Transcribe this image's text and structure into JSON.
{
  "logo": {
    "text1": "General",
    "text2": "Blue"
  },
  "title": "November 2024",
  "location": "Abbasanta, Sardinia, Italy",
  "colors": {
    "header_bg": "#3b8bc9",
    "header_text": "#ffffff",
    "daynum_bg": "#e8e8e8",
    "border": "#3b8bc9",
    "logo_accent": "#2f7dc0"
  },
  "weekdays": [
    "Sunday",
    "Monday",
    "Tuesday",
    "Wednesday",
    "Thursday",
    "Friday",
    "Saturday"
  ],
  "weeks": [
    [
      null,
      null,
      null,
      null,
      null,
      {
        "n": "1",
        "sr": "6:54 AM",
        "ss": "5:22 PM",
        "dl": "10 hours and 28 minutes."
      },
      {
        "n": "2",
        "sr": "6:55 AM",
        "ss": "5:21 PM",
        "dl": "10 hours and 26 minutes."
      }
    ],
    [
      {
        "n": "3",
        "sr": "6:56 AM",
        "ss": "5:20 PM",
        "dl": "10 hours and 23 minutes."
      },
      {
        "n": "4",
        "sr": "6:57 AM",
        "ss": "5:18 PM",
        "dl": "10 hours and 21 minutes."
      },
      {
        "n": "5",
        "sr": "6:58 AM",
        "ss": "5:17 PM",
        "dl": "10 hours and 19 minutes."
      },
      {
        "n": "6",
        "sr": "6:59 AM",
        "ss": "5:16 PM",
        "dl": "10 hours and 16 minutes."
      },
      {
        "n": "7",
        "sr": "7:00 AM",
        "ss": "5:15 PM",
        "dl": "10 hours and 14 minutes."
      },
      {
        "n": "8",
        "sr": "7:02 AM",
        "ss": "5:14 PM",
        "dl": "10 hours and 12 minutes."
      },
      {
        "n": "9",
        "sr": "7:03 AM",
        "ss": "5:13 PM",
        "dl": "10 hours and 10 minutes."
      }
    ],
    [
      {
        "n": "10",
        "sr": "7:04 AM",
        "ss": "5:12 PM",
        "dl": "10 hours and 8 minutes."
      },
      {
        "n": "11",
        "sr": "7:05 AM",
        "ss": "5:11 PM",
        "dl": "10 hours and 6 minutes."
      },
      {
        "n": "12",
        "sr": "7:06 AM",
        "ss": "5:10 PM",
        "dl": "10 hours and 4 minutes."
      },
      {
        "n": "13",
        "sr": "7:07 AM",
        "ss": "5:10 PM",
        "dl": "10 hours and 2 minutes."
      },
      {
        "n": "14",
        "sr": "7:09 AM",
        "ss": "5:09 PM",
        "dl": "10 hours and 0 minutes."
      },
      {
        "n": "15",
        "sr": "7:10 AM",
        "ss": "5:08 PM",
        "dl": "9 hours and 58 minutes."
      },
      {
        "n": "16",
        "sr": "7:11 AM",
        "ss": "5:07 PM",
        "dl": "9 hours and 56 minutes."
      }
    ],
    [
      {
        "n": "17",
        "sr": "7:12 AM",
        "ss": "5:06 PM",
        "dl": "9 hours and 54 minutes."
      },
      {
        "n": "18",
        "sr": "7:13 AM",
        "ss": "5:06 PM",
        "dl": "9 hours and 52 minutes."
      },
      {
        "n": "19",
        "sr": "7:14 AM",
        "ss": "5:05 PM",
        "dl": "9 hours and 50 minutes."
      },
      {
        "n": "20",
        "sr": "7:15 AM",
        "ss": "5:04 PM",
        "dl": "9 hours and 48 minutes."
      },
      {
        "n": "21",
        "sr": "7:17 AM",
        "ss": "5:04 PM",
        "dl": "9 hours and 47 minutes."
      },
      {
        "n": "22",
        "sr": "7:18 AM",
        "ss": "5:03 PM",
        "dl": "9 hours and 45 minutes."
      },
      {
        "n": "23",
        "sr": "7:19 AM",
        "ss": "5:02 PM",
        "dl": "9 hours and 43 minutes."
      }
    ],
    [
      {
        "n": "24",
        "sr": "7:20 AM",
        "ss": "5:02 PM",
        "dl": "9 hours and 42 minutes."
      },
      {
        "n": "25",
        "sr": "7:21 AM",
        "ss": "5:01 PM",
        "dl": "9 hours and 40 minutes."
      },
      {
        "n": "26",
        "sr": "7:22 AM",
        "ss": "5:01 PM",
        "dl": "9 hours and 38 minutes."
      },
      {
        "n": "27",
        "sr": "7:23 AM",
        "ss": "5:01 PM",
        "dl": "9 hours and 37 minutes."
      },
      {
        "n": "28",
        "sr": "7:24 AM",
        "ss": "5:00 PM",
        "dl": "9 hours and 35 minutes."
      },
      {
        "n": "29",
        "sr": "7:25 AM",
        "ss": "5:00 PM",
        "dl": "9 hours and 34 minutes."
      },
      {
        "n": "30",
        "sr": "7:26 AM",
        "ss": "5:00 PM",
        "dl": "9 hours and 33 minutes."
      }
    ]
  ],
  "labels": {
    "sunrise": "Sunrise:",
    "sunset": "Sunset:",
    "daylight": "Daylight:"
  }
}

What you will do
Output the data above exactly, please, line for line.

Correct answer
Transcribe this image's text and structure into JSON.
{
  "logo": {
    "text1": "General",
    "text2": "Blue"
  },
  "title": "November 2024",
  "location": "Abbasanta, Sardinia, Italy",
  "colors": {
    "header_bg": "#3b8bc9",
    "header_text": "#ffffff",
    "daynum_bg": "#e8e8e8",
    "border": "#3b8bc9",
    "logo_accent": "#2f7dc0"
  },
  "weekdays": [
    "Sunday",
    "Monday",
    "Tuesday",
    "Wednesday",
    "Thursday",
    "Friday",
    "Saturday"
  ],
  "weeks": [
    [
      null,
      null,
      null,
      null,
      null,
      {
        "n": "1",
        "sr": "6:54 AM",
        "ss": "5:22 PM",
        "dl": "10 hours and 28 minutes."
      },
      {
        "n": "2",
        "sr": "6:55 AM",
        "ss": "5:21 PM",
        "dl": "10 hours and 26 minutes."
      }
    ],
    [
      {
        "n": "3",
        "sr": "6:56 AM",
        "ss": "5:20 PM",
        "dl": "10 hours and 23 minutes."
      },
      {
        "n": "4",
        "sr": "6:57 AM",
        "ss": "5:18 PM",
        "dl": "10 hours and 21 minutes."
      },
      {
        "n": "5",
        "sr": "6:58 AM",
        "ss": "5:17 PM",
        "dl": "10 hours and 19 minutes."
      },
      {
        "n": "6",
        "sr": "6:59 AM",
        "ss": "5:16 PM",
        "dl": "10 hours and 16 minutes."
      },
      {
        "n": "7",
        "sr": "7:00 AM",
        "ss": "5:15 PM",
        "dl": "10 hours and 14 minutes."
      },
      {
        "n": "8",
        "sr": "7:02 AM",
        "ss": "5:14 PM",
        "dl": "10 hours and 12 minutes."
      },
      {
        "n": "9",
        "sr": "7:03 AM",
        "ss": "5:13 PM",
        "dl": "10 hours and 10 minutes."
      }
    ],
    [
      {
        "n": "10",
        "sr": "7:04 AM",
        "ss": "5:12 PM",
        "dl": "10 hours and 8 minutes."
      },
      {
        "n": "11",
        "sr": "7:05 AM",
        "ss": "5:11 PM",
        "dl": "10 hours and 6 minutes."
      },
      {
        "n": "12",
        "sr": "7:06 AM",
        "ss": "5:10 PM",
        "dl": "10 hours and 4 minutes."
      },
      {
        "n": "13",
        "sr": "7:07 AM",
        "ss": "5:10 PM",
        "dl": "10 hours and 2 minutes."
      },
      {
        "n": "14",
        "sr": "7:09 AM",
        "ss": "5:09 PM",
        "dl": "10 hours and 0 minutes."
      },
      {
        "n": "15",
        "sr": "7:10 AM",
        "ss": "5:08 PM",
        "dl": "9 hours and 58 minutes."
      },
      {
        "n": "16",
        "sr": "7:11 AM",
        "ss": "5:07 PM",
        "dl": "9 hours and 56 minutes."
      }
    ],
    [
      {
        "n": "17",
        "sr": "7:12 AM",
        "ss": "5:06 PM",
        "dl": "9 hours and 54 minutes."
      },
      {
        "n": "18",
        "sr": "7:13 AM",
        "ss": "5:06 PM",
        "dl": "9 hours and 52 minutes."
      },
      {
        "n": "19",
        "sr": "7:14 AM",
        "ss": "5:05 PM",
        "dl": "9 hours and 50 minutes."
      },
      {
        "n": "20",
        "sr": "7:15 AM",
        "ss": "5:04 PM",
        "dl": "9 hours and 48 minutes."
      },
      {
        "n": "21",
        "sr": "7:17 AM",
        "ss": "5:04 PM",
        "dl": "9 hours and 47 minutes."
      },
      {
        "n": "22",
        "sr": "7:18 AM",
        "ss": "5:03 PM",
        "dl": "9 hours and 45 minutes."
      },
      {
        "n": "23",
        "sr": "7:19 AM",
        "ss": "5:02 PM",
        "dl": "9 hours and 43 minutes."
      }
    ],
    [
      {
        "n": "24",
        "sr": "7:20 AM",
        "ss": "5:02 PM",
        "dl": "9 hours and 42 minutes."
      },
      {
        "n": "25",
        "sr": "7:21 AM",
        "ss": "5:01 PM",
        "dl": "9 hours and 40 minutes."
      },
      {
        "n": "26",
        "sr": "7:22 AM",
        "ss": "5:01 PM",
        "dl": "9 hours and 38 minutes."
      },
      {
        "n": "27",
        "sr": "7:23 AM",
        "ss": "5:01 PM",
        "dl": "9 hours and 37 minutes."
      },
      {
        "n": "28",
        "sr": "7:24 AM",
        "ss": "5:00 PM",
        "dl": "9 hours and 35 minutes."
      },
      {
        "n": "29",
        "sr": "7:25 AM",
        "ss": "5:00 PM",
        "dl": "9 hours and 34 minutes."
      },
      {
        "n": "30",
        "sr": "7:26 AM",
        "ss": "5:00 PM",
        "dl": "9 hours and 33 minutes."
      }
    ]
  ],
  "labels": {
    "sunrise": "Sunrise:",
    "sunset": "Sunset:",
    "daylight": "Daylight:"
  }
}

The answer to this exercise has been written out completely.